··· Data records ···
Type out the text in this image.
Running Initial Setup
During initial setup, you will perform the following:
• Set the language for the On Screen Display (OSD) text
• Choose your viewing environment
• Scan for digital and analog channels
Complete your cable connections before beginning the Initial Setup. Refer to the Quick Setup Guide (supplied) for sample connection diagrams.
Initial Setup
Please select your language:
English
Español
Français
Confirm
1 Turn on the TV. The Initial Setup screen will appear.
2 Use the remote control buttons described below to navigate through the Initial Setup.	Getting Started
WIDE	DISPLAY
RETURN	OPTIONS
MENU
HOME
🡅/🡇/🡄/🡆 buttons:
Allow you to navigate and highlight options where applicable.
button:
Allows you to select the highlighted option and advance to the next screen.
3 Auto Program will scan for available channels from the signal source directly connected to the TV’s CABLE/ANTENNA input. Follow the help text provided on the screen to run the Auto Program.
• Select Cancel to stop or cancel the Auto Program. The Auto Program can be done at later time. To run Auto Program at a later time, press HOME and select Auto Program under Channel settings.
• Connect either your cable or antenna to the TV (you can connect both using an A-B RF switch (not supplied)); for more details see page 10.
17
···
Aim:
Go through the data and return every record exactly.

Solution for this task:
Type out the text in this image.
Running Initial Setup
During initial setup, you will perform the following:
• Set the language for the On Screen Display (OSD) text
• Choose your viewing environment
• Scan for digital and analog channels
Complete your cable connections before beginning the Initial Setup. Refer to the Quick Setup Guide (supplied) for sample connection diagrams.
Initial Setup
Please select your language:
English
Español
Français
Confirm
1 Turn on the TV. The Initial Setup screen will appear.
2 Use the remote control buttons described below to navigate through the Initial Setup.	Getting Started
WIDE	DISPLAY
RETURN	OPTIONS
MENU
HOME
🡅/🡇/🡄/🡆 buttons:
Allow you to navigate and highlight options where applicable.
button:
Allows you to select the highlighted option and advance to the next screen.
3 Auto Program will scan for available channels from the signal source directly connected to the TV’s CABLE/ANTENNA input. Follow the help text provided on the screen to run the Auto Program.
• Select Cancel to stop or cancel the Auto Program. The Auto Program can be done at later time. To run Auto Program at a later time, press HOME and select Auto Program under Channel settings.
• Connect either your cable or antenna to the TV (you can connect both using an A-B RF switch (not supplied)); for more details see page 10.
17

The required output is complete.